#### PROBLEM REQUIREMENTS:
Images must not appear in your copy; reproduce every other part of the records exactly.

(Stored data)
○ ○ ○ ○ ○ ○ ○
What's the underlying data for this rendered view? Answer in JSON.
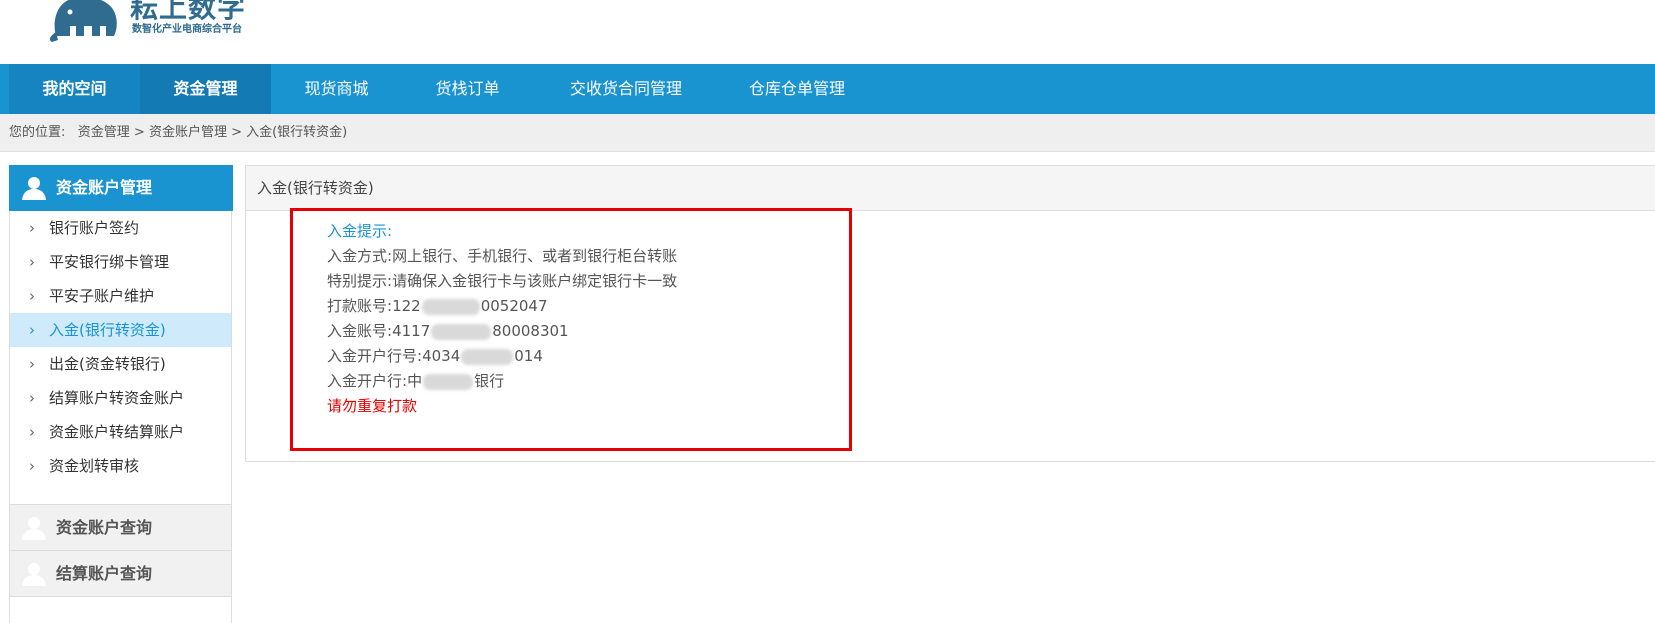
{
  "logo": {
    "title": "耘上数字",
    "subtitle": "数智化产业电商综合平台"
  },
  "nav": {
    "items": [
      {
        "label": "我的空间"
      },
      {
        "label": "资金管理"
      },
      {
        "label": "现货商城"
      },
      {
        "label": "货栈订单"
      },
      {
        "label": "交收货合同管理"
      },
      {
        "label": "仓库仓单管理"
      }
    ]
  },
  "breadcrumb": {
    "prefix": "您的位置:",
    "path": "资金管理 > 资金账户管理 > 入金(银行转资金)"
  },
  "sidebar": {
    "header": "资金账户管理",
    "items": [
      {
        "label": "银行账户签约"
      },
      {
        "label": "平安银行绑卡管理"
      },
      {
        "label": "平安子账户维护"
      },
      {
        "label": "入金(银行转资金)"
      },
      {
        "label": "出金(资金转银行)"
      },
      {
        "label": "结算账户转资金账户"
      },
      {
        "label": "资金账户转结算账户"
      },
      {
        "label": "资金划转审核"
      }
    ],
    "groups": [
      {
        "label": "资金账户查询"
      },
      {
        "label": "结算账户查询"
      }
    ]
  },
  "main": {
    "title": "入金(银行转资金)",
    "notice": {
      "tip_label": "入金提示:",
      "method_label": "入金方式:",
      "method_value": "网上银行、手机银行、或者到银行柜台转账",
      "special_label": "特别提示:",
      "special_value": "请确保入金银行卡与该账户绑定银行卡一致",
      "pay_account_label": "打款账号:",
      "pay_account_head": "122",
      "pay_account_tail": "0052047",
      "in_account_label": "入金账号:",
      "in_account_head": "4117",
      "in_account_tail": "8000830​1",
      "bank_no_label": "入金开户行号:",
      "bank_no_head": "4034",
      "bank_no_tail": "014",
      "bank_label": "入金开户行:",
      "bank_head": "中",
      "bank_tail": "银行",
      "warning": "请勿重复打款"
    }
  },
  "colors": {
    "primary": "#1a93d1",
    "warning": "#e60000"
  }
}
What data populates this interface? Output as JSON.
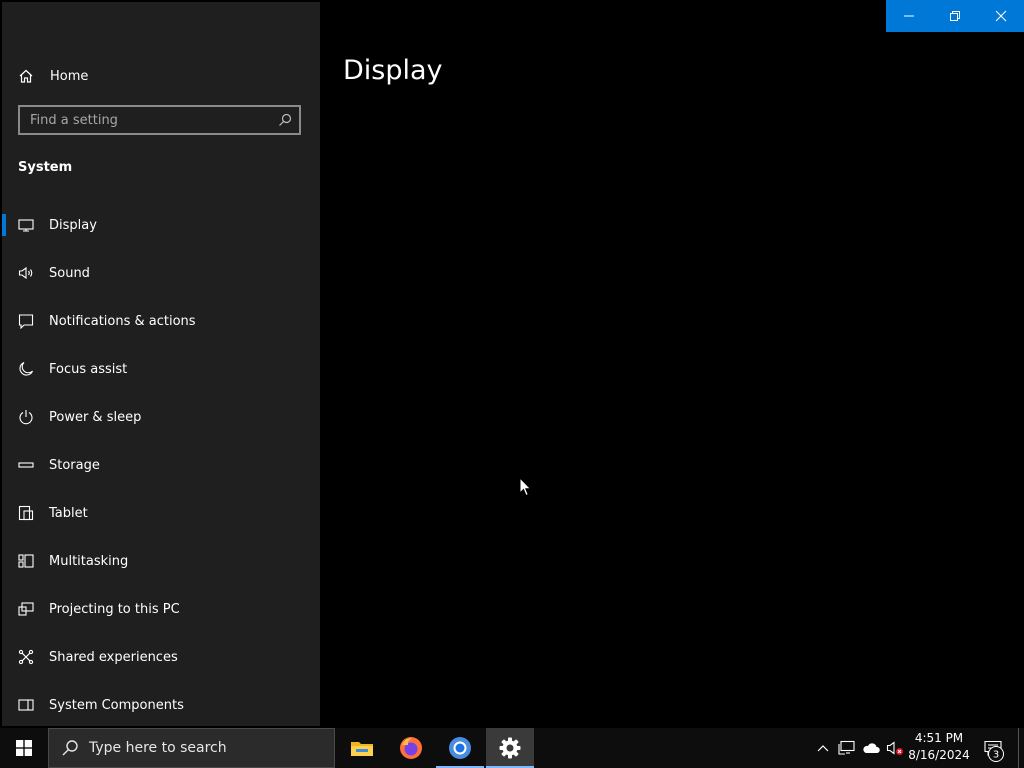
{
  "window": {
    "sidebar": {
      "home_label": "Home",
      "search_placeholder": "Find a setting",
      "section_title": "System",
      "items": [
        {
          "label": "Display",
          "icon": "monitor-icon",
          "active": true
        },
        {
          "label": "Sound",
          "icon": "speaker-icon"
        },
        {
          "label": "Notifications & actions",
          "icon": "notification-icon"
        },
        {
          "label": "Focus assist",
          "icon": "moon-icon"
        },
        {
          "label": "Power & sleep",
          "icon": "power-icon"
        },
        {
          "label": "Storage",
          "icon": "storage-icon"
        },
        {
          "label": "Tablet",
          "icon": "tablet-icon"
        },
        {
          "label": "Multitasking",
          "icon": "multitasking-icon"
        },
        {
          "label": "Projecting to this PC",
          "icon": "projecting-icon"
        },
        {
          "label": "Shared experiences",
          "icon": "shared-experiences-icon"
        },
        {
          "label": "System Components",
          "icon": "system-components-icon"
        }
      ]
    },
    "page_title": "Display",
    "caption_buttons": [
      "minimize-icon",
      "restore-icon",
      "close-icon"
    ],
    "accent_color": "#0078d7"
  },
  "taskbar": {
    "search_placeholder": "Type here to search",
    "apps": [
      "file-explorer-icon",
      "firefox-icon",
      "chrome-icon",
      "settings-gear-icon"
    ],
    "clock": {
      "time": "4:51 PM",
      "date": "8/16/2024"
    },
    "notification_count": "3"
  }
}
○ ○ ○ ○ ○ ○ ○
#### RESULT:
What's the underlying data for this rendered view? Answer in JSON.
{
  "logo": {
    "title": "耘上数字",
    "subtitle": "数智化产业电商综合平台"
  },
  "nav": {
    "items": [
      {
        "label": "我的空间"
      },
      {
        "label": "资金管理"
      },
      {
        "label": "现货商城"
      },
      {
        "label": "货栈订单"
      },
      {
        "label": "交收货合同管理"
      },
      {
        "label": "仓库仓单管理"
      }
    ]
  },
  "breadcrumb": {
    "prefix": "您的位置:",
    "path": "资金管理 > 资金账户管理 > 入金(银行转资金)"
  },
  "sidebar": {
    "header": "资金账户管理",
    "items": [
      {
        "label": "银行账户签约"
      },
      {
        "label": "平安银行绑卡管理"
      },
      {
        "label": "平安子账户维护"
      },
      {
        "label": "入金(银行转资金)"
      },
      {
        "label": "出金(资金转银行)"
      },
      {
        "label": "结算账户转资金账户"
      },
      {
        "label": "资金账户转结算账户"
      },
      {
        "label": "资金划转审核"
      }
    ],
    "groups": [
      {
        "label": "资金账户查询"
      },
      {
        "label": "结算账户查询"
      }
    ]
  },
  "main": {
    "title": "入金(银行转资金)",
    "notice": {
      "tip_label": "入金提示:",
      "method_label": "入金方式:",
      "method_value": "网上银行、手机银行、或者到银行柜台转账",
      "special_label": "特别提示:",
      "special_value": "请确保入金银行卡与该账户绑定银行卡一致",
      "pay_account_label": "打款账号:",
      "pay_account_head": "122",
      "pay_account_tail": "0052047",
      "in_account_label": "入金账号:",
      "in_account_head": "4117",
      "in_account_tail": "8000830​1",
      "bank_no_label": "入金开户行号:",
      "bank_no_head": "4034",
      "bank_no_tail": "014",
      "bank_label": "入金开户行:",
      "bank_head": "中",
      "bank_tail": "银行",
      "warning": "请勿重复打款"
    }
  },
  "colors": {
    "primary": "#1a93d1",
    "warning": "#e60000"
  }
}
What data populates this interface? Output as JSON.
{
  "window": {
    "sidebar": {
      "home_label": "Home",
      "search_placeholder": "Find a setting",
      "section_title": "System",
      "items": [
        {
          "label": "Display",
          "icon": "monitor-icon",
          "active": true
        },
        {
          "label": "Sound",
          "icon": "speaker-icon"
        },
        {
          "label": "Notifications & actions",
          "icon": "notification-icon"
        },
        {
          "label": "Focus assist",
          "icon": "moon-icon"
        },
        {
          "label": "Power & sleep",
          "icon": "power-icon"
        },
        {
          "label": "Storage",
          "icon": "storage-icon"
        },
        {
          "label": "Tablet",
          "icon": "tablet-icon"
        },
        {
          "label": "Multitasking",
          "icon": "multitasking-icon"
        },
        {
          "label": "Projecting to this PC",
          "icon": "projecting-icon"
        },
        {
          "label": "Shared experiences",
          "icon": "shared-experiences-icon"
        },
        {
          "label": "System Components",
          "icon": "system-components-icon"
        }
      ]
    },
    "page_title": "Display",
    "caption_buttons": [
      "minimize-icon",
      "restore-icon",
      "close-icon"
    ],
    "accent_color": "#0078d7"
  },
  "taskbar": {
    "search_placeholder": "Type here to search",
    "apps": [
      "file-explorer-icon",
      "firefox-icon",
      "chrome-icon",
      "settings-gear-icon"
    ],
    "clock": {
      "time": "4:51 PM",
      "date": "8/16/2024"
    },
    "notification_count": "3"
  }
}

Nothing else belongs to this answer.